Passage shown:
____________

# 11" wide wheels on a MK4 jetta



## Chopper17 (Jul 19, 2007)

Ok I searched and only found stuff for 10/10.5 wide wheels on the rear and nothing related to the wheels I want to put on my car.
Im looking to buy some Corvette C5 ZR1's on my car, they are Rear 17 x 11" - 50mm / Front 17 x 9.5" - 56mm. I know I will have to get spacers for them and I was planning on getting them from here - http://www.adaptitusa.com/inde...ID=22 but dont know what size to get.
Will these work on my car with some stretched tires and maybe some fender pulling or rolling? Please Im just trying to get some answers quickly and dont want to be flamed for this.


----------



## JDriver1.8t (May 20, 2005)

*Re: 11" wide wheels on a MK4 jetta (Chopper17)*

Even with your fenders pulled, you are going to have poke all the way around. You would have to go wide body to actually fit them near the edge of the fender.


----------



## Chopper17 (Jul 19, 2007)

*Re: 11" wide wheels on a MK4 jetta (JDriver1.8t)*

I dont care about some poke for now because the widebody would come down the road, how much poke do you think 2-3"?

____________

Information supplied:
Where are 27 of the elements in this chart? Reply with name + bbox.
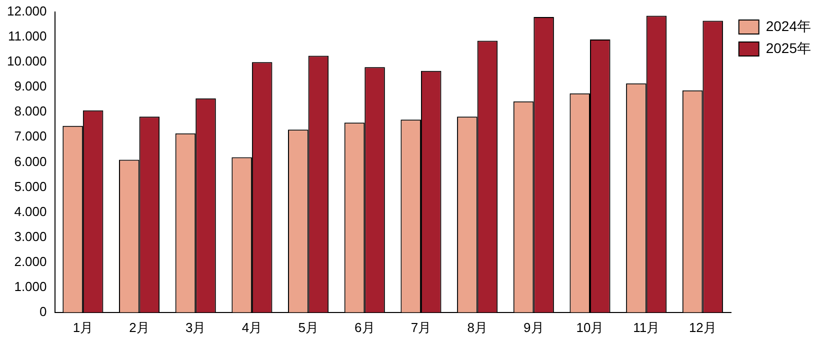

____________

What is needed: Pick up the forum thread above about fitting 11-inch-wide wheels on a MK4 Jetta and continue it from its last post.

Answer to this problem:
----------



## JDriver1.8t (May 20, 2005)

*Re: 11" wide wheels on a MK4 jetta (Chopper17)*

To fit those wheels, you would have to have a final offset in the neighborhood of 20mm or less depending on tire.
You would be poking about 2'', possibly more.
In the fronts you would want a final et of 20mm or less and you would be poking a little more than 1''


----------



## Chopper17 (Jul 19, 2007)

*Re: 11" wide wheels on a MK4 jetta (JDriver1.8t)*

Dam, what size spacers would be right for them? Also what size tires would be good, I could never figure out this wheel/tire stuff. I appericate the help.


----------



## bigdaddydave (Jan 13, 2003)

*Re: 11" wide wheels on a MK4 jetta (SLakin)*

Ouch! That's harsh!







Come on, let's play nice guys. Granted this is a "unique fitment" but it's no worse than those guys back in the 80's running the boxed rear fender kits with staggered, wider rear tires on MKII and Scirroco platforms. If he's planning to box the fenders and is willing to do the required mods to make this work safely, I say go for it. I wouldn't want that type of fitment on my car but this isn't my car, it's his. Some guys like blonds, some like red heads; to each his own as long as he proceeds with caution and signs a pre-nupt right?


----------



## SLakin (Jun 17, 2008)

*Re: 11" wide wheels on a MK4 jetta (bigdaddydave)*

I'm sorry. You are right, old timer.
I just had to get that out there


----------



## Chopper17 (Jul 19, 2007)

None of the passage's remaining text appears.